= Task requirements =
Select the lines of the records containing the word "Uploaded" and list them.

(Extracted data entries)
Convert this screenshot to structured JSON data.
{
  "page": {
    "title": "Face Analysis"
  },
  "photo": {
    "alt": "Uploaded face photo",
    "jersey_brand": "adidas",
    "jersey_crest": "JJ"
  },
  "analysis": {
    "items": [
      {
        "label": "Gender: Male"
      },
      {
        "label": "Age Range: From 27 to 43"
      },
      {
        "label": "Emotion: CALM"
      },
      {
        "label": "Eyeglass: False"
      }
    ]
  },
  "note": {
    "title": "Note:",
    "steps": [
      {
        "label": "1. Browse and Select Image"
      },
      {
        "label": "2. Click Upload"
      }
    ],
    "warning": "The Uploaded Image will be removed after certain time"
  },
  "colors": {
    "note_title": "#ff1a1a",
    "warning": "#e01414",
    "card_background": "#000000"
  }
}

= Task result =
    "alt": "Uploaded face photo",
    "warning": "The Uploaded Image will be removed after certain time"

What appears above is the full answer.